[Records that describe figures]
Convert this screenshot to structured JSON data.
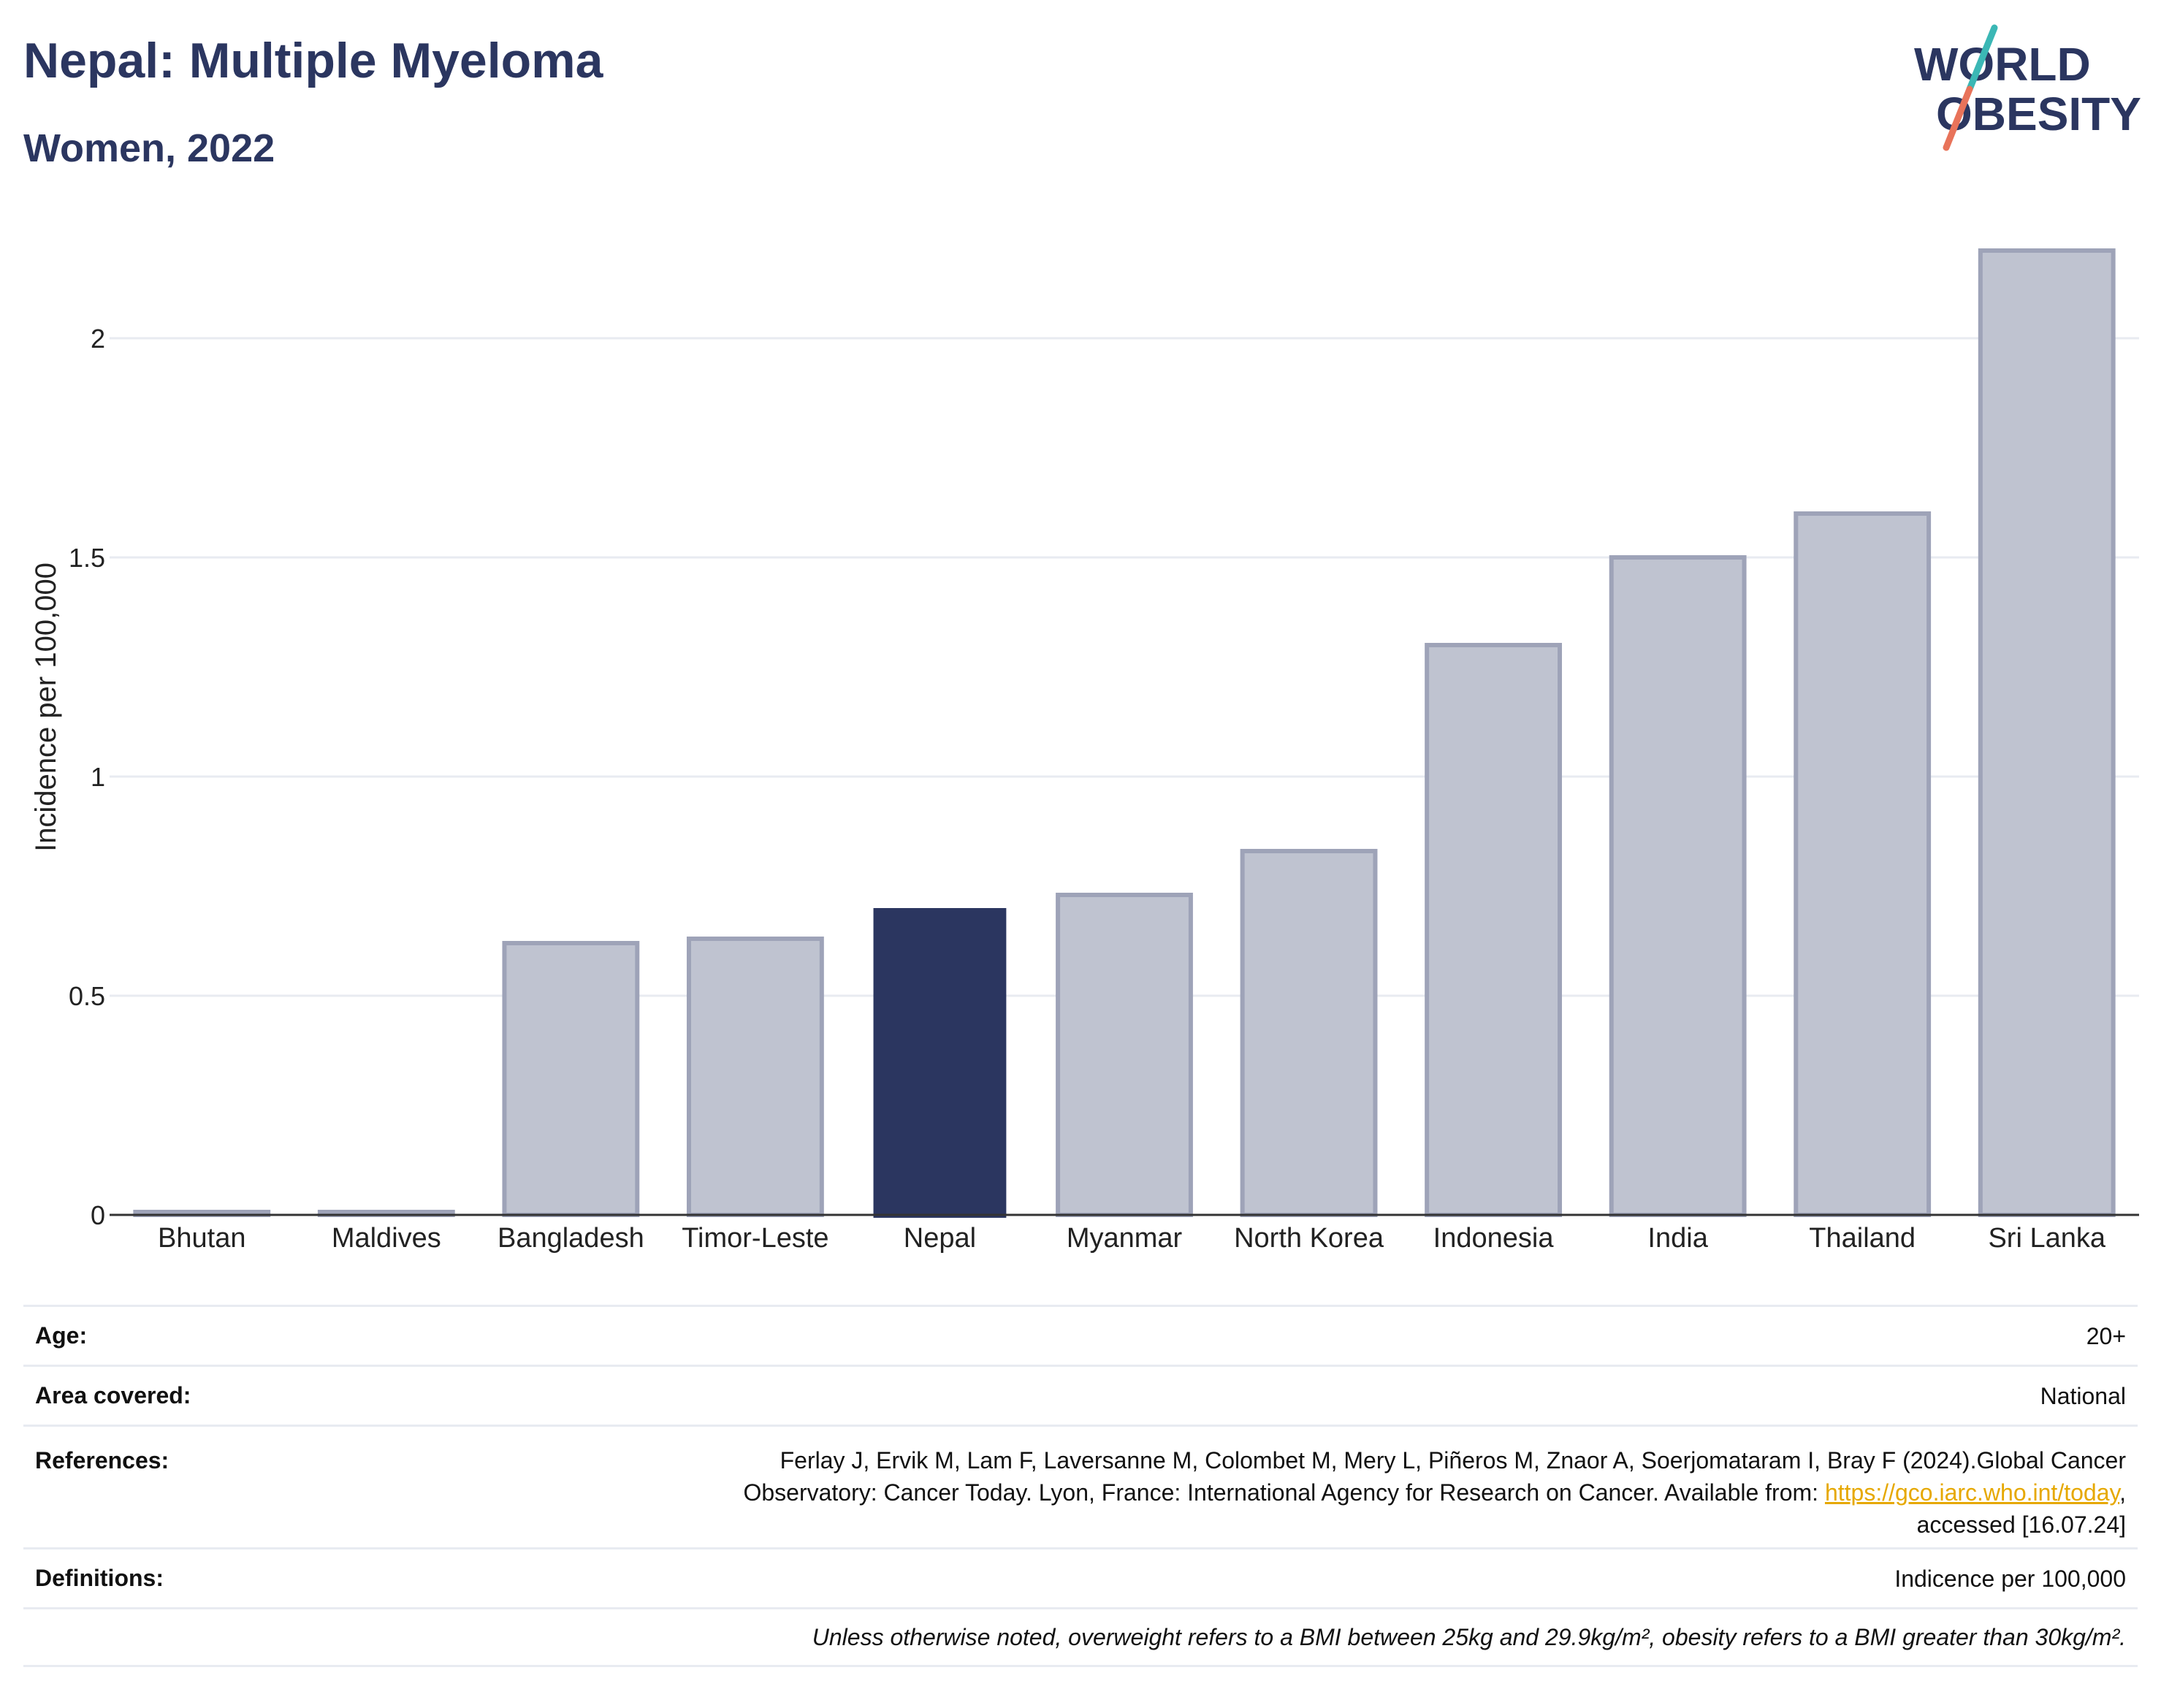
{
  "header": {
    "title": "Nepal: Multiple Myeloma",
    "subtitle": "Women, 2022"
  },
  "logo": {
    "text_top": "WORLD",
    "text_bottom": "OBESITY",
    "colors": {
      "text": "#2b3660",
      "slash_top": "#3bb7b5",
      "slash_bottom": "#e8735a"
    }
  },
  "chart_data": {
    "type": "bar",
    "categories": [
      "Bhutan",
      "Maldives",
      "Bangladesh",
      "Timor-Leste",
      "Nepal",
      "Myanmar",
      "North Korea",
      "Indonesia",
      "India",
      "Thailand",
      "Sri Lanka"
    ],
    "values": [
      0,
      0,
      0.62,
      0.63,
      0.7,
      0.73,
      0.83,
      1.3,
      1.5,
      1.6,
      2.2
    ],
    "highlight": "Nepal",
    "ylabel": "Incidence per 100,000",
    "ylim": [
      0,
      2.3
    ],
    "yticks": [
      0,
      0.5,
      1,
      1.5,
      2
    ],
    "ytick_labels": [
      "0",
      "0.5",
      "1",
      "1.5",
      "2"
    ],
    "grid": true,
    "colors": {
      "bar": "#bfc3d0",
      "bar_edge": "#9ea3b8",
      "highlight": "#2b3660",
      "grid": "#e8ebf1",
      "axis": "#333333"
    }
  },
  "meta": {
    "age_label": "Age:",
    "age_value": "20+",
    "area_label": "Area covered:",
    "area_value": "National",
    "references_label": "References:",
    "references_line1": "Ferlay J, Ervik M, Lam F, Laversanne M, Colombet M, Mery L, Piñeros M, Znaor A, Soerjomataram I, Bray F (2024).Global Cancer",
    "references_line2_pre": "Observatory: Cancer Today. Lyon, France: International Agency for Research on Cancer. Available from: ",
    "references_link": "https://gco.iarc.who.int/today",
    "references_line2_post": ",",
    "references_line3": "accessed [16.07.24]",
    "definitions_label": "Definitions:",
    "definitions_value": "Indicence per 100,000",
    "footnote": "Unless otherwise noted, overweight refers to a BMI between 25kg and 29.9kg/m², obesity refers to a BMI greater than 30kg/m²."
  }
}
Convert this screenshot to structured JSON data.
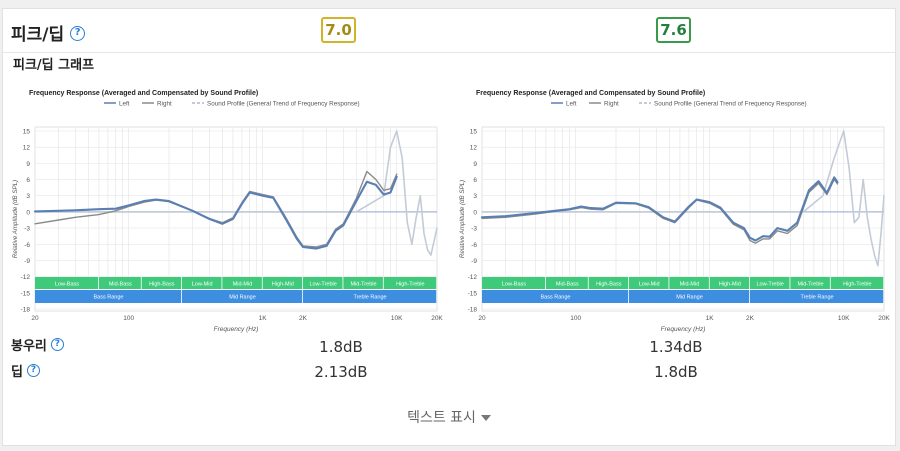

- [WHAT YOU HAVE TO DO]: Using the listing, copy every line where the word "Cancer" shows up.

- [ANSWER TO THE EXERCISE]:
    "references_line1": "Ferlay J, Ervik M, Lam F, Laversanne M, Colombet M, Mery L, Piñeros M, Znaor A, Soerjomataram I, Bray F (2024).Global Cancer",
    "references_line2_pre": "Observatory: Cancer Today. Lyon, France: International Agency for Research on Cancer. Available from: ",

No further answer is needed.